— GIVEN TASK —
Copy all of the material word for word, except for the pictures.

□ □ □

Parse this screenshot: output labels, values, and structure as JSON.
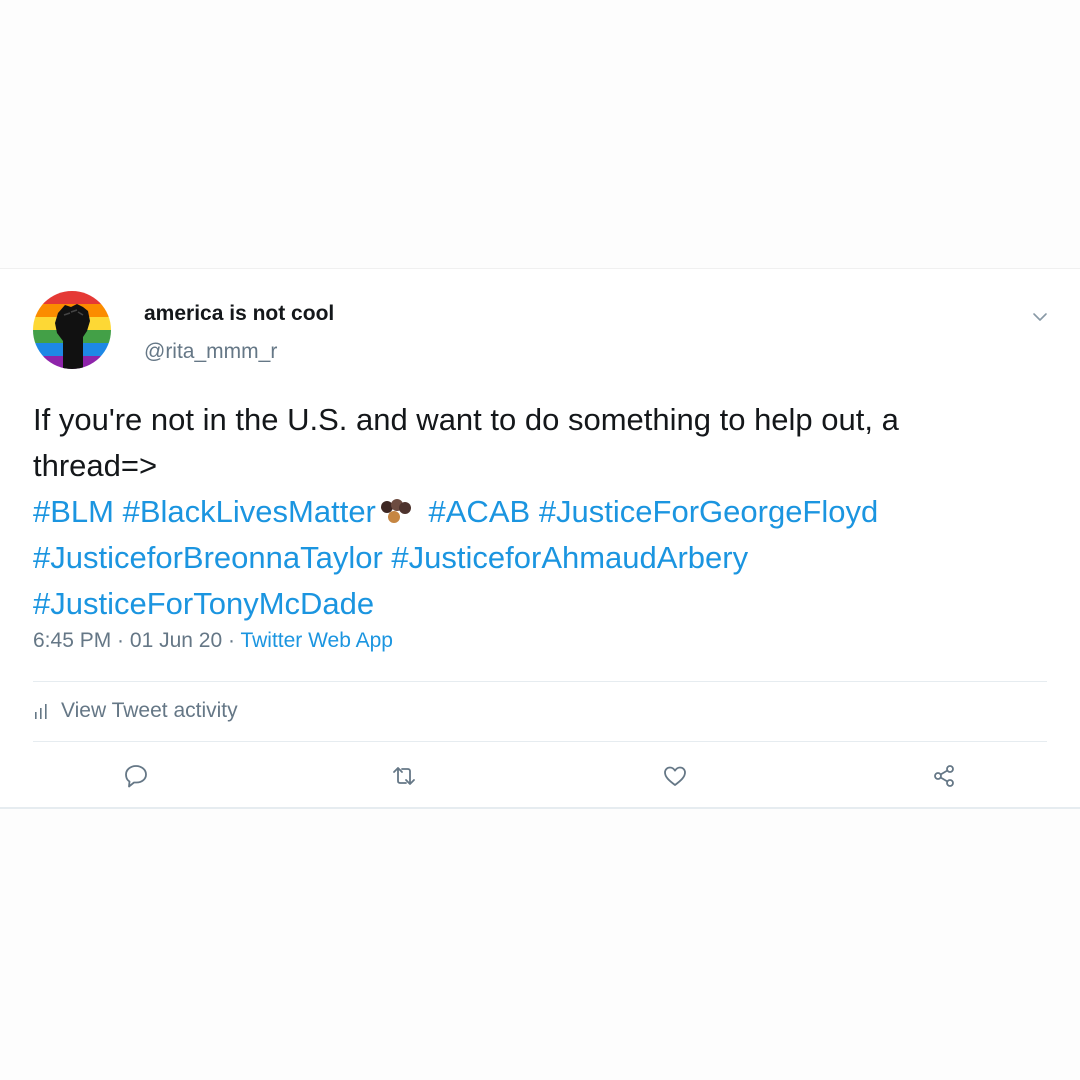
{
  "tweet": {
    "display_name": "america is not cool",
    "handle": "@rita_mmm_r",
    "text_line1": "If you're not in the U.S. and want to do something to help out, a",
    "text_line2": "thread=>",
    "hashtags": {
      "blm": "#BLM",
      "black_lives_matter": "#BlackLivesMatter",
      "acab": "#ACAB",
      "george_floyd": "#JusticeForGeorgeFloyd",
      "breonna_taylor": "#JusticeforBreonnaTaylor",
      "ahmaud_arbery": "#JusticeforAhmaudArbery",
      "tony_mcdade": "#JusticeForTonyMcDade"
    },
    "emoji": "brown-dots-emoji",
    "time": "6:45 PM",
    "date": "01 Jun 20",
    "separator": " · ",
    "source": "Twitter Web App"
  },
  "activity": {
    "label": "View Tweet activity",
    "icon": "bar-chart-icon"
  },
  "actions": {
    "reply_icon": "reply-icon",
    "retweet_icon": "retweet-icon",
    "like_icon": "heart-icon",
    "share_icon": "share-icon"
  },
  "colors": {
    "link": "#1b95e0",
    "text": "#14171a",
    "secondary": "#657786",
    "divider": "#e6ecf0"
  }
}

□ □ □

— TASK ANSWER —
Parse this screenshot: output labels, values, and structure as JSON.
{
  "tweet": {
    "display_name": "america is not cool",
    "handle": "@rita_mmm_r",
    "text_line1": "If you're not in the U.S. and want to do something to help out, a",
    "text_line2": "thread=>",
    "hashtags": {
      "blm": "#BLM",
      "black_lives_matter": "#BlackLivesMatter",
      "acab": "#ACAB",
      "george_floyd": "#JusticeForGeorgeFloyd",
      "breonna_taylor": "#JusticeforBreonnaTaylor",
      "ahmaud_arbery": "#JusticeforAhmaudArbery",
      "tony_mcdade": "#JusticeForTonyMcDade"
    },
    "emoji": "brown-dots-emoji",
    "time": "6:45 PM",
    "date": "01 Jun 20",
    "separator": " · ",
    "source": "Twitter Web App"
  },
  "activity": {
    "label": "View Tweet activity",
    "icon": "bar-chart-icon"
  },
  "actions": {
    "reply_icon": "reply-icon",
    "retweet_icon": "retweet-icon",
    "like_icon": "heart-icon",
    "share_icon": "share-icon"
  },
  "colors": {
    "link": "#1b95e0",
    "text": "#14171a",
    "secondary": "#657786",
    "divider": "#e6ecf0"
  }
}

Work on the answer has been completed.